Return the complete listing that follows, with each line reproduced exactly.

━━━ Data for this exercise

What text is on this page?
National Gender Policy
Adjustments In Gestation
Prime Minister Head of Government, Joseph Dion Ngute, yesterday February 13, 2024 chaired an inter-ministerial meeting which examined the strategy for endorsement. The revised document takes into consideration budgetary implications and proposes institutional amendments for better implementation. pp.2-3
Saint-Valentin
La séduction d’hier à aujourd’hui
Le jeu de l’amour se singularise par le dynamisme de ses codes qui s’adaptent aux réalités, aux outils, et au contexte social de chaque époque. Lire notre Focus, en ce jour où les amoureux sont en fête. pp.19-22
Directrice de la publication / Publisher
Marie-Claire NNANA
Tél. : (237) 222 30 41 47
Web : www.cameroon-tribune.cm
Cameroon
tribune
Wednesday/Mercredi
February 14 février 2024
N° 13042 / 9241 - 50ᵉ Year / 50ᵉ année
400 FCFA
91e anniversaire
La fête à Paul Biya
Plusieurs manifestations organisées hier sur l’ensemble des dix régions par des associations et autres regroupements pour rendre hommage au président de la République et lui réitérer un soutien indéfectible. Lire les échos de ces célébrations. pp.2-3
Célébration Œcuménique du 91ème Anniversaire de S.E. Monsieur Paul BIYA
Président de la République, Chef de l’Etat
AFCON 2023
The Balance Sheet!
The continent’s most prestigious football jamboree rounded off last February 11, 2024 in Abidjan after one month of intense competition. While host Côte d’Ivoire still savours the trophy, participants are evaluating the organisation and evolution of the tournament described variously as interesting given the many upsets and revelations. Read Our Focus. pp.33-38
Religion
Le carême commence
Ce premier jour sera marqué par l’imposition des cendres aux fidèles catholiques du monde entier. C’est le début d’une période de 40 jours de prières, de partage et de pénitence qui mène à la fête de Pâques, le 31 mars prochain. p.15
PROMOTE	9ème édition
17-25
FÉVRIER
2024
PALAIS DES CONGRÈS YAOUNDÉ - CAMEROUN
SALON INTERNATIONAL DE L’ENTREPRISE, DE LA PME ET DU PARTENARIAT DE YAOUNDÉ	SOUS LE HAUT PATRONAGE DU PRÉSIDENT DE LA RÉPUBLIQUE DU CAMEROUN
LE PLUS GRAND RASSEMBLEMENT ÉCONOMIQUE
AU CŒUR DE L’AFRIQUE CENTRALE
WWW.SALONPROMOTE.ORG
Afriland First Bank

━━━━━━

• _Complete output_:
What text is on this page?
National Gender Policy
Adjustments In Gestation
Prime Minister Head of Government, Joseph Dion Ngute, yesterday February 13, 2024 chaired an inter-ministerial meeting which examined the strategy for endorsement. The revised document takes into consideration budgetary implications and proposes institutional amendments for better implementation. pp.2-3
Saint-Valentin
La séduction d’hier à aujourd’hui
Le jeu de l’amour se singularise par le dynamisme de ses codes qui s’adaptent aux réalités, aux outils, et au contexte social de chaque époque. Lire notre Focus, en ce jour où les amoureux sont en fête. pp.19-22
Directrice de la publication / Publisher
Marie-Claire NNANA
Tél. : (237) 222 30 41 47
Web : www.cameroon-tribune.cm
Cameroon
tribune
Wednesday/Mercredi
February 14 février 2024
N° 13042 / 9241 - 50ᵉ Year / 50ᵉ année
400 FCFA
91e anniversaire
La fête à Paul Biya
Plusieurs manifestations organisées hier sur l’ensemble des dix régions par des associations et autres regroupements pour rendre hommage au président de la République et lui réitérer un soutien indéfectible. Lire les échos de ces célébrations. pp.2-3
Célébration Œcuménique du 91ème Anniversaire de S.E. Monsieur Paul BIYA
Président de la République, Chef de l’Etat
AFCON 2023
The Balance Sheet!
The continent’s most prestigious football jamboree rounded off last February 11, 2024 in Abidjan after one month of intense competition. While host Côte d’Ivoire still savours the trophy, participants are evaluating the organisation and evolution of the tournament described variously as interesting given the many upsets and revelations. Read Our Focus. pp.33-38
Religion
Le carême commence
Ce premier jour sera marqué par l’imposition des cendres aux fidèles catholiques du monde entier. C’est le début d’une période de 40 jours de prières, de partage et de pénitence qui mène à la fête de Pâques, le 31 mars prochain. p.15
PROMOTE	9ème édition
17-25
FÉVRIER
2024
PALAIS DES CONGRÈS YAOUNDÉ - CAMEROUN
SALON INTERNATIONAL DE L’ENTREPRISE, DE LA PME ET DU PARTENARIAT DE YAOUNDÉ	SOUS LE HAUT PATRONAGE DU PRÉSIDENT DE LA RÉPUBLIQUE DU CAMEROUN
LE PLUS GRAND RASSEMBLEMENT ÉCONOMIQUE
AU CŒUR DE L’AFRIQUE CENTRALE
WWW.SALONPROMOTE.ORG
Afriland First Bank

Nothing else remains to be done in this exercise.